Domande sul materiale =>
1) Nel testo sullo spettacolo fermo per la pandemia, indica quale teatro è stato occupato il 12 aprile e dove si trova.
2) Prosegui il testo sullo spettacolo fermo per la pandemia a partire dalla sua ultima frase.

Estratto della pagina =>
::::::::::
Di Renato Ferrantini / foto di Renato Ferrantini
Il mondo dello spettacolo si è fermato da oltre un anno a causa della pandemia da Sars-Cov2. Teatri, cinema, luoghi di aggregazione sono stati additati come fonte di contagi anche se i dati epidemiologici dicono ben altro. Con gli stadi che riaprono in vista di Euro 2021, le piazze della cultura rimangono ancora appese a decisioni schizofreniche e contrastanti. A Roma, negli scorsi weekend sono andate in scena delle manifestazioni per dire basta e convincere il Governo a sciogliere le ultime riserve. C’è gente che non lavora da oltre 400 giorni ed è tempo di riaprire.
L’occupazione del Globe Theatre
Il 12 aprile un gruppo di artisti, lavoratrici e lavoratori dello spettacolo ha occupato il Globe Theatre, un teatro pubblico nel centro storico di Roma, all’interno di Villa Borghese.
::::::::::
Estratti dell'elenco =>
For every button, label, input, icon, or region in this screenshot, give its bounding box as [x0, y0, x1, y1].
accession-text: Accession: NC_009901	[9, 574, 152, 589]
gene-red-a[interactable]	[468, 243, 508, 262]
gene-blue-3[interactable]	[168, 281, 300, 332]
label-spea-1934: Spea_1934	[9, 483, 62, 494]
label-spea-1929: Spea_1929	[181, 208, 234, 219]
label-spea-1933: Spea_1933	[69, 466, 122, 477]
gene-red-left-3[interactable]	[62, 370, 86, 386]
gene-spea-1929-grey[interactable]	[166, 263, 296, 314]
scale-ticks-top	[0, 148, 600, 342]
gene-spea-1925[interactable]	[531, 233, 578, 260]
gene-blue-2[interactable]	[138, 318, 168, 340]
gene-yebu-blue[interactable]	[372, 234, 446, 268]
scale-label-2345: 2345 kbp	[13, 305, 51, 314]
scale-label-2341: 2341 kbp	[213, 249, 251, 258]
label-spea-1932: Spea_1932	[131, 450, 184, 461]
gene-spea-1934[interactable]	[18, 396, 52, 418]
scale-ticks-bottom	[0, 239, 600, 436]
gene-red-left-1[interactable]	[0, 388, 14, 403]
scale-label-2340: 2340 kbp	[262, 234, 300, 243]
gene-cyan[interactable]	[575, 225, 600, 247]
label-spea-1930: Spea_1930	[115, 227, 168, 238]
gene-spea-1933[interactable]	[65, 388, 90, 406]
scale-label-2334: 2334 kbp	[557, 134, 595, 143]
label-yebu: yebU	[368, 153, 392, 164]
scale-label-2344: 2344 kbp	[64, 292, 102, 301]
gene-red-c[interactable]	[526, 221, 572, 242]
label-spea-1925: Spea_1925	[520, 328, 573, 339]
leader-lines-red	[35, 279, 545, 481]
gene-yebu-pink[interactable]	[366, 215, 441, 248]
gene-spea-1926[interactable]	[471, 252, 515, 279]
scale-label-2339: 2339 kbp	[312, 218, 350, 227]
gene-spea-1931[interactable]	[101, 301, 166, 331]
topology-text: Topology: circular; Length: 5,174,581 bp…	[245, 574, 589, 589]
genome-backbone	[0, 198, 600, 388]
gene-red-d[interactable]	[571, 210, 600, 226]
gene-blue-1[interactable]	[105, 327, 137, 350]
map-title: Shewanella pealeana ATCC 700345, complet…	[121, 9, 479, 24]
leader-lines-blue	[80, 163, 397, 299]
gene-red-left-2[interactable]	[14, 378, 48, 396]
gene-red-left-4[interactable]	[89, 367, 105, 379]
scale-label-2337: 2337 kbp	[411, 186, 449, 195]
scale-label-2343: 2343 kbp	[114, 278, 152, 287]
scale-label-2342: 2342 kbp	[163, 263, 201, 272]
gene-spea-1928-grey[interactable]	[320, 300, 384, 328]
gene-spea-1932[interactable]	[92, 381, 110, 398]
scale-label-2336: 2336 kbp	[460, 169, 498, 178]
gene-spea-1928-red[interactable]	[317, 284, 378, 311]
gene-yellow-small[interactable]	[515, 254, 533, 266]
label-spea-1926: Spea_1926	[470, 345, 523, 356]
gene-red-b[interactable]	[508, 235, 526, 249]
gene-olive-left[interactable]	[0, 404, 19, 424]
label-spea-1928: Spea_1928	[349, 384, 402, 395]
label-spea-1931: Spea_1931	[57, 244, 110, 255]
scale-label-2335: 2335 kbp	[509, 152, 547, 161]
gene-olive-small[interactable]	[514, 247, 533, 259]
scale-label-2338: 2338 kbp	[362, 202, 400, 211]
::::::::::
Risposte alle domande =>
1) Il Globe Theatre, un teatro pubblico nel centro storico di Roma, all'interno di Villa Borghese.

2)
La loro esperienza, pacifica, e nel rispetto della sicurezza a causa della pandemia da Covid_19, è durata una settimana con assemblee e tavoli tematici per richiedere reddito, salute e dignità.
La partecipazione della cittadinanza è stata significativa fin dal primo giorno, con supporto e solidarietà da parte delle realtà sociali e associazioni della capitale e del resto d’Italia.
Il ministro della Cultura (Dario Franceschini) e il ministro del Turismo e dello Spettacolo (Massimo Garavaglia) incontreranno gli artisti il 22 aprile per discutere e dei contribuiti lavorativi arretrati e dei progetti futuri.
Bauli a piazza del Popolo
A piazza del Popolo, invece, si fa “rumore” con l’iniziativa “Bauli in piazza”. Le lavoratrici e i lavoratori dello spettacolo dopo l’evento dell’11 ottobre a Milano si sono dati appuntamento a Roma per gridare al dissenso. Sono ormai 419 giorni che non possono svolgere la loro professione.
Chiedono al governo ristori strutturati, aiuti alle imprese, tavolo sulle ripartenze e programma di ristrutturazione del welfare. Mille i partecipanti, tra artisti noti e meno noti, montatori, fonici e altri operatori del settore.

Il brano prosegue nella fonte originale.